§ Task to complete:
Go through the listing and return every line with "base" in it.
────────────────────────────────────────
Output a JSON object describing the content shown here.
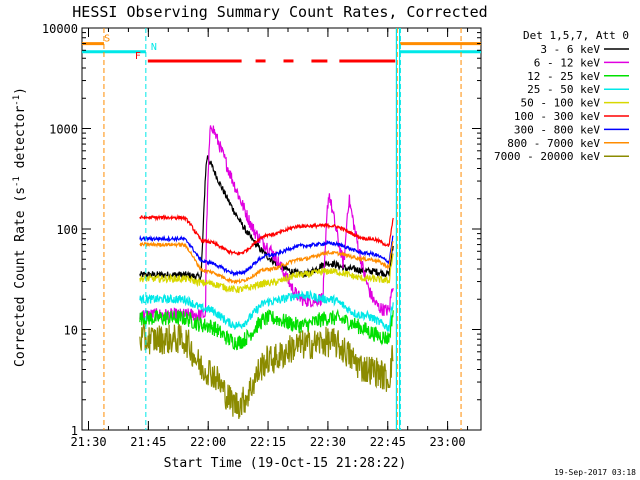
{
  "chart_data": {
    "type": "line",
    "title": "HESSI Observing Summary Count Rates, Corrected",
    "xlabel": "Start Time (19-Oct-15 21:28:22)",
    "ylabel_main": "Corrected Count Rate (s",
    "ylabel_sup1": "-1",
    "ylabel_mid": " detector",
    "ylabel_sup2": "-1",
    "ylabel_end": ")",
    "yscale": "log",
    "ylim": [
      1,
      10000
    ],
    "xlim_minutes": [
      0,
      100
    ],
    "x_start": "21:28:22",
    "xticks": [
      {
        "label": "21:30",
        "m": 1.63
      },
      {
        "label": "21:45",
        "m": 16.63
      },
      {
        "label": "22:00",
        "m": 31.63
      },
      {
        "label": "22:15",
        "m": 46.63
      },
      {
        "label": "22:30",
        "m": 61.63
      },
      {
        "label": "22:45",
        "m": 76.63
      },
      {
        "label": "23:00",
        "m": 91.63
      }
    ],
    "yticks": [
      {
        "label": "1",
        "v": 1
      },
      {
        "label": "10",
        "v": 10
      },
      {
        "label": "100",
        "v": 100
      },
      {
        "label": "1000",
        "v": 1000
      },
      {
        "label": "10000",
        "v": 10000
      }
    ],
    "legend_title": "Det 1,5,7, Att 0",
    "legend_position": "right",
    "series": [
      {
        "name": "3 - 6 keV",
        "color": "#000000",
        "base": 35,
        "ranges": [
          [
            25,
            35
          ],
          [
            31,
            33
          ],
          [
            38,
            39
          ],
          [
            55,
            33
          ],
          [
            62,
            45
          ],
          [
            67,
            40
          ],
          [
            72,
            38
          ],
          [
            79,
            35
          ]
        ],
        "peaks": [
          [
            31.5,
            550,
            10
          ]
        ],
        "noise": 0.08
      },
      {
        "name": "6 - 12 keV",
        "color": "#e000e0",
        "base": 18,
        "ranges": [
          [
            32,
            14
          ],
          [
            37,
            9
          ],
          [
            41,
            15
          ],
          [
            47,
            34
          ],
          [
            55,
            16
          ],
          [
            62,
            20
          ],
          [
            69,
            12
          ],
          [
            79,
            15
          ]
        ],
        "peaks": [
          [
            32.5,
            1150,
            9
          ],
          [
            62,
            230,
            4
          ],
          [
            67,
            200,
            4
          ]
        ],
        "noise": 0.15
      },
      {
        "name": "12 - 25 keV",
        "color": "#00e000",
        "base": 13,
        "ranges": [
          [
            25,
            13
          ],
          [
            31,
            11
          ],
          [
            39,
            7.5
          ],
          [
            47,
            13
          ],
          [
            55,
            11
          ],
          [
            62,
            13
          ],
          [
            79,
            8
          ]
        ],
        "peaks": [],
        "noise": 0.18
      },
      {
        "name": "25 - 50 keV",
        "color": "#00e8e8",
        "base": 18,
        "ranges": [
          [
            25,
            20
          ],
          [
            31,
            16
          ],
          [
            39,
            11
          ],
          [
            47,
            19
          ],
          [
            55,
            22
          ],
          [
            62,
            20
          ],
          [
            70,
            14
          ],
          [
            79,
            10
          ]
        ],
        "peaks": [],
        "noise": 0.1
      },
      {
        "name": "50 - 100 keV",
        "color": "#d8d800",
        "base": 30,
        "ranges": [
          [
            25,
            32
          ],
          [
            31,
            29
          ],
          [
            39,
            25
          ],
          [
            47,
            29
          ],
          [
            55,
            35
          ],
          [
            62,
            38
          ],
          [
            72,
            32
          ],
          [
            79,
            30
          ]
        ],
        "peaks": [],
        "noise": 0.08
      },
      {
        "name": "100 - 300 keV",
        "color": "#ff0000",
        "base": 130,
        "ranges": [
          [
            25,
            130
          ],
          [
            31,
            75
          ],
          [
            39,
            57
          ],
          [
            47,
            88
          ],
          [
            55,
            107
          ],
          [
            62,
            108
          ],
          [
            72,
            80
          ],
          [
            79,
            65
          ]
        ],
        "peaks": [],
        "noise": 0.04
      },
      {
        "name": "300 - 800 keV",
        "color": "#0000ff",
        "base": 80,
        "ranges": [
          [
            25,
            80
          ],
          [
            31,
            47
          ],
          [
            39,
            36
          ],
          [
            47,
            55
          ],
          [
            55,
            68
          ],
          [
            62,
            72
          ],
          [
            72,
            57
          ],
          [
            79,
            45
          ]
        ],
        "peaks": [],
        "noise": 0.04
      },
      {
        "name": "800 - 7000 keV",
        "color": "#ff8c00",
        "base": 70,
        "ranges": [
          [
            25,
            70
          ],
          [
            31,
            38
          ],
          [
            39,
            30
          ],
          [
            47,
            40
          ],
          [
            55,
            50
          ],
          [
            62,
            58
          ],
          [
            72,
            50
          ],
          [
            79,
            40
          ]
        ],
        "peaks": [],
        "noise": 0.04
      },
      {
        "name": "7000 - 20000 keV",
        "color": "#8b8b00",
        "base": 8,
        "ranges": [
          [
            25,
            8
          ],
          [
            31,
            4
          ],
          [
            39,
            1.8
          ],
          [
            47,
            5
          ],
          [
            55,
            7
          ],
          [
            62,
            7.5
          ],
          [
            72,
            4
          ],
          [
            79,
            3
          ]
        ],
        "peaks": [],
        "noise": 0.35
      }
    ],
    "data_range_minutes": [
      14.5,
      78
    ],
    "flags": [
      {
        "code": "S",
        "label": "S",
        "color": "#ff8c00",
        "value": 7000,
        "segments": [
          [
            0,
            5.5
          ],
          [
            79.5,
            100
          ]
        ]
      },
      {
        "code": "N",
        "label": "N",
        "color": "#00e8e8",
        "value": 5800,
        "segments": [
          [
            0,
            16
          ],
          [
            79.5,
            100
          ]
        ]
      },
      {
        "code": "F",
        "label": "F",
        "color": "#ff0000",
        "value": 4700,
        "segments": [
          [
            16.5,
            40
          ],
          [
            43.5,
            46
          ],
          [
            50.5,
            53
          ],
          [
            57.5,
            61.5
          ],
          [
            64.5,
            78.5
          ]
        ]
      }
    ],
    "vlines": [
      {
        "m": 5.5,
        "color": "#ff8c00"
      },
      {
        "m": 16.0,
        "color": "#00e8e8"
      },
      {
        "m": 79.0,
        "color": "#ff8c00"
      },
      {
        "m": 79.8,
        "color": "#00e8e8"
      },
      {
        "m": 95.0,
        "color": "#ff8c00"
      }
    ],
    "solid_vlines": [
      {
        "m": 78.8,
        "color": "#00e8e8"
      },
      {
        "m": 79.6,
        "color": "#00e8e8"
      }
    ]
  },
  "footer_date": "19-Sep-2017 03:18"
}
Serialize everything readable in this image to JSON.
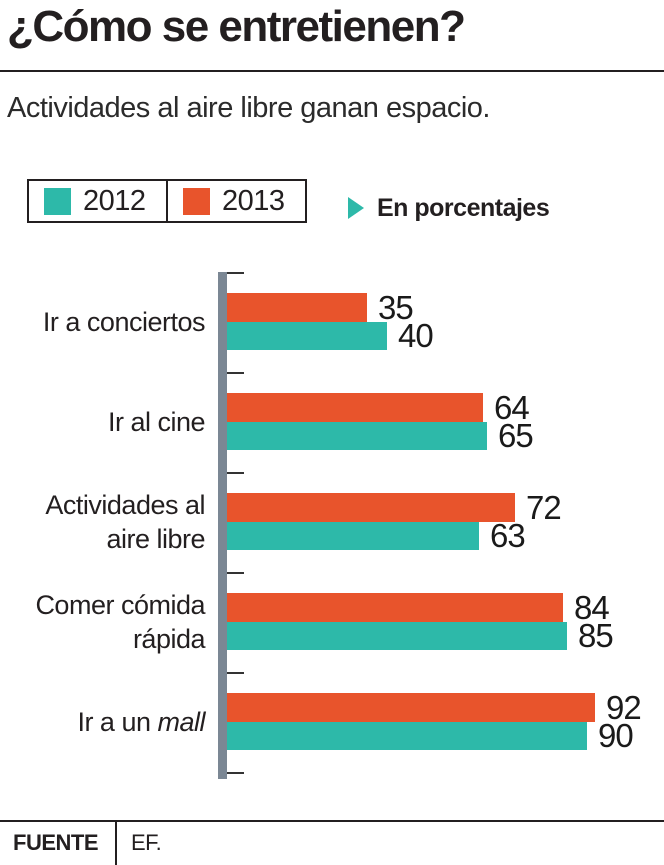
────────────────────────────────────────
§ Completed task:
        "base": 35,
        "base": 18,
        "base": 13,
        "base": 18,
        "base": 30,
        "base": 130,
        "base": 80,
        "base": 70,
        "base": 8,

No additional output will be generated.